### Stated problem
Each entry should be quoted word for word, including every mark of punctuation.

### Records
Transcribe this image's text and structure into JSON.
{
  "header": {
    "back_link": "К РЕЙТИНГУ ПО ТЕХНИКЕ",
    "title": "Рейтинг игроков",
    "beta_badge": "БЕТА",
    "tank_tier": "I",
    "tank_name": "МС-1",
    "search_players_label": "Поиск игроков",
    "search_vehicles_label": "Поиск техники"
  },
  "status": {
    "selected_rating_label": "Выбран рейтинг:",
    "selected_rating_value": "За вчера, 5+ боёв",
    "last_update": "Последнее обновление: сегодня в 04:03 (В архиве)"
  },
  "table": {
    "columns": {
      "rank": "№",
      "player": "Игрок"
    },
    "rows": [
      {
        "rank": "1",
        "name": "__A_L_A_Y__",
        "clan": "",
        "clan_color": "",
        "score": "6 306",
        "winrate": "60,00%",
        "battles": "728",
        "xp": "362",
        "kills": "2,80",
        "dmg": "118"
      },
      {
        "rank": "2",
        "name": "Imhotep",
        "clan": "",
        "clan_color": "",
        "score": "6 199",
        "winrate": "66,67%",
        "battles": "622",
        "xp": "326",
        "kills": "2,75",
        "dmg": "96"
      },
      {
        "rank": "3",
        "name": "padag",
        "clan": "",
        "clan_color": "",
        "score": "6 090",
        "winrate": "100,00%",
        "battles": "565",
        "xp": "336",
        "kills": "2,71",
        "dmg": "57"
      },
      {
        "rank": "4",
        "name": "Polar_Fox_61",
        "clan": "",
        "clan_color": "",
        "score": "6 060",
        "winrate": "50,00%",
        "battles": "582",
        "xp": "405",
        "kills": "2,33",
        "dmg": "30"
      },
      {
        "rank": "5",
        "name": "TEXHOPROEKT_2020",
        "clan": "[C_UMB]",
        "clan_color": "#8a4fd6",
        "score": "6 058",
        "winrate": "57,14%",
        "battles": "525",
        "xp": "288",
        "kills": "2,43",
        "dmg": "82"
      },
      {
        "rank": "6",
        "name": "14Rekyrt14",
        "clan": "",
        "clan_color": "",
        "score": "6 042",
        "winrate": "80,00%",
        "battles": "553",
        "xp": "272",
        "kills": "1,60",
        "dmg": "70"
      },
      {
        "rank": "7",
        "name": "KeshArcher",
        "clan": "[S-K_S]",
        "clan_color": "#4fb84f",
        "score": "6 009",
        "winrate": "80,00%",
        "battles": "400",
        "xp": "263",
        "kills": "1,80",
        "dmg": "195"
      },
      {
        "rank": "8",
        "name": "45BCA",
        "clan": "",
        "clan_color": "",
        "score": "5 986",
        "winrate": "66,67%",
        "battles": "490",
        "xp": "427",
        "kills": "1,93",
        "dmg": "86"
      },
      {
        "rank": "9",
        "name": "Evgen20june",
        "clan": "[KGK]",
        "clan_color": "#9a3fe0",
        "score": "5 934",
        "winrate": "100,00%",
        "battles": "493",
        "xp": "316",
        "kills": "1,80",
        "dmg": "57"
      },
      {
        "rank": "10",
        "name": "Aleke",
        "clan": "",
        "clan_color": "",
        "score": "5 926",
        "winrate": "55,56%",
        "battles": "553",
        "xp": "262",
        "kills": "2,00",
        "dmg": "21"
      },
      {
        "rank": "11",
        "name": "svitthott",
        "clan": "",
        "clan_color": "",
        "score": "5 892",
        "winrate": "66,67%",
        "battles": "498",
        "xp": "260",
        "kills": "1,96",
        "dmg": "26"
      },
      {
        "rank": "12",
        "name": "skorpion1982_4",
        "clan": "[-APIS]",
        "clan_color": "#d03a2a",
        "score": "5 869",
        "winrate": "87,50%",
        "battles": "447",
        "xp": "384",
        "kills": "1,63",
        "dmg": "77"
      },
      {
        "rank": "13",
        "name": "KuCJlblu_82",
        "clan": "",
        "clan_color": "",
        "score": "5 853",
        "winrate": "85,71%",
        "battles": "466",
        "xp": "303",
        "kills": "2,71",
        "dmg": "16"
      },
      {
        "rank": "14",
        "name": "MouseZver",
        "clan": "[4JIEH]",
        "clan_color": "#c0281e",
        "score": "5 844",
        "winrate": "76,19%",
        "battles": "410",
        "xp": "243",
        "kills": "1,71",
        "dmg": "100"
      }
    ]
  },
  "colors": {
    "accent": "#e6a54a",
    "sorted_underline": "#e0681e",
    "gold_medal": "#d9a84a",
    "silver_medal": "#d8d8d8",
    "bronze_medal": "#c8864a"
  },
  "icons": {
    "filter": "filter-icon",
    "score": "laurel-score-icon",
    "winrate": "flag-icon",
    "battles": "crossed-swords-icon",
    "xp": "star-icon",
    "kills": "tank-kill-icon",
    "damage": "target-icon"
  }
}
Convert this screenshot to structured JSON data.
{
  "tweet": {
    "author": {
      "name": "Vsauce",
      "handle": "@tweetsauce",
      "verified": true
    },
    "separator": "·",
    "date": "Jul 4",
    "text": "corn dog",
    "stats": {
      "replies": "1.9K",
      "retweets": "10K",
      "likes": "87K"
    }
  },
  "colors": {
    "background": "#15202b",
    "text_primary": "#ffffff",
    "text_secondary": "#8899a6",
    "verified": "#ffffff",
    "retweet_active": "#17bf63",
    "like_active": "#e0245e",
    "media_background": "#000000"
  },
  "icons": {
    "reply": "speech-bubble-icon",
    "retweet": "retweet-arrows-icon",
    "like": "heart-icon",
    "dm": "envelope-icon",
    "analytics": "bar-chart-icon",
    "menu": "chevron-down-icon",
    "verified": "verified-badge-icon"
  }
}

### Response for this exercise
Transcribe this image's text and structure into JSON.
{
  "header": {
    "back_link": "К РЕЙТИНГУ ПО ТЕХНИКЕ",
    "title": "Рейтинг игроков",
    "beta_badge": "БЕТА",
    "tank_tier": "I",
    "tank_name": "МС-1",
    "search_players_label": "Поиск игроков",
    "search_vehicles_label": "Поиск техники"
  },
  "status": {
    "selected_rating_label": "Выбран рейтинг:",
    "selected_rating_value": "За вчера, 5+ боёв",
    "last_update": "Последнее обновление: сегодня в 04:03 (В архиве)"
  },
  "table": {
    "columns": {
      "rank": "№",
      "player": "Игрок"
    },
    "rows": [
      {
        "rank": "1",
        "name": "__A_L_A_Y__",
        "clan": "",
        "clan_color": "",
        "score": "6 306",
        "winrate": "60,00%",
        "battles": "728",
        "xp": "362",
        "kills": "2,80",
        "dmg": "118"
      },
      {
        "rank": "2",
        "name": "Imhotep",
        "clan": "",
        "clan_color": "",
        "score": "6 199",
        "winrate": "66,67%",
        "battles": "622",
        "xp": "326",
        "kills": "2,75",
        "dmg": "96"
      },
      {
        "rank": "3",
        "name": "padag",
        "clan": "",
        "clan_color": "",
        "score": "6 090",
        "winrate": "100,00%",
        "battles": "565",
        "xp": "336",
        "kills": "2,71",
        "dmg": "57"
      },
      {
        "rank": "4",
        "name": "Polar_Fox_61",
        "clan": "",
        "clan_color": "",
        "score": "6 060",
        "winrate": "50,00%",
        "battles": "582",
        "xp": "405",
        "kills": "2,33",
        "dmg": "30"
      },
      {
        "rank": "5",
        "name": "TEXHOPROEKT_2020",
        "clan": "[C_UMB]",
        "clan_color": "#8a4fd6",
        "score": "6 058",
        "winrate": "57,14%",
        "battles": "525",
        "xp": "288",
        "kills": "2,43",
        "dmg": "82"
      },
      {
        "rank": "6",
        "name": "14Rekyrt14",
        "clan": "",
        "clan_color": "",
        "score": "6 042",
        "winrate": "80,00%",
        "battles": "553",
        "xp": "272",
        "kills": "1,60",
        "dmg": "70"
      },
      {
        "rank": "7",
        "name": "KeshArcher",
        "clan": "[S-K_S]",
        "clan_color": "#4fb84f",
        "score": "6 009",
        "winrate": "80,00%",
        "battles": "400",
        "xp": "263",
        "kills": "1,80",
        "dmg": "195"
      },
      {
        "rank": "8",
        "name": "45BCA",
        "clan": "",
        "clan_color": "",
        "score": "5 986",
        "winrate": "66,67%",
        "battles": "490",
        "xp": "427",
        "kills": "1,93",
        "dmg": "86"
      },
      {
        "rank": "9",
        "name": "Evgen20june",
        "clan": "[KGK]",
        "clan_color": "#9a3fe0",
        "score": "5 934",
        "winrate": "100,00%",
        "battles": "493",
        "xp": "316",
        "kills": "1,80",
        "dmg": "57"
      },
      {
        "rank": "10",
        "name": "Aleke",
        "clan": "",
        "clan_color": "",
        "score": "5 926",
        "winrate": "55,56%",
        "battles": "553",
        "xp": "262",
        "kills": "2,00",
        "dmg": "21"
      },
      {
        "rank": "11",
        "name": "svitthott",
        "clan": "",
        "clan_color": "",
        "score": "5 892",
        "winrate": "66,67%",
        "battles": "498",
        "xp": "260",
        "kills": "1,96",
        "dmg": "26"
      },
      {
        "rank": "12",
        "name": "skorpion1982_4",
        "clan": "[-APIS]",
        "clan_color": "#d03a2a",
        "score": "5 869",
        "winrate": "87,50%",
        "battles": "447",
        "xp": "384",
        "kills": "1,63",
        "dmg": "77"
      },
      {
        "rank": "13",
        "name": "KuCJlblu_82",
        "clan": "",
        "clan_color": "",
        "score": "5 853",
        "winrate": "85,71%",
        "battles": "466",
        "xp": "303",
        "kills": "2,71",
        "dmg": "16"
      },
      {
        "rank": "14",
        "name": "MouseZver",
        "clan": "[4JIEH]",
        "clan_color": "#c0281e",
        "score": "5 844",
        "winrate": "76,19%",
        "battles": "410",
        "xp": "243",
        "kills": "1,71",
        "dmg": "100"
      }
    ]
  },
  "colors": {
    "accent": "#e6a54a",
    "sorted_underline": "#e0681e",
    "gold_medal": "#d9a84a",
    "silver_medal": "#d8d8d8",
    "bronze_medal": "#c8864a"
  },
  "icons": {
    "filter": "filter-icon",
    "score": "laurel-score-icon",
    "winrate": "flag-icon",
    "battles": "crossed-swords-icon",
    "xp": "star-icon",
    "kills": "tank-kill-icon",
    "damage": "target-icon"
  }
}
Convert this screenshot to structured JSON data.
{
  "tweet": {
    "author": {
      "name": "Vsauce",
      "handle": "@tweetsauce",
      "verified": true
    },
    "separator": "·",
    "date": "Jul 4",
    "text": "corn dog",
    "stats": {
      "replies": "1.9K",
      "retweets": "10K",
      "likes": "87K"
    }
  },
  "colors": {
    "background": "#15202b",
    "text_primary": "#ffffff",
    "text_secondary": "#8899a6",
    "verified": "#ffffff",
    "retweet_active": "#17bf63",
    "like_active": "#e0245e",
    "media_background": "#000000"
  },
  "icons": {
    "reply": "speech-bubble-icon",
    "retweet": "retweet-arrows-icon",
    "like": "heart-icon",
    "dm": "envelope-icon",
    "analytics": "bar-chart-icon",
    "menu": "chevron-down-icon",
    "verified": "verified-badge-icon"
  }
}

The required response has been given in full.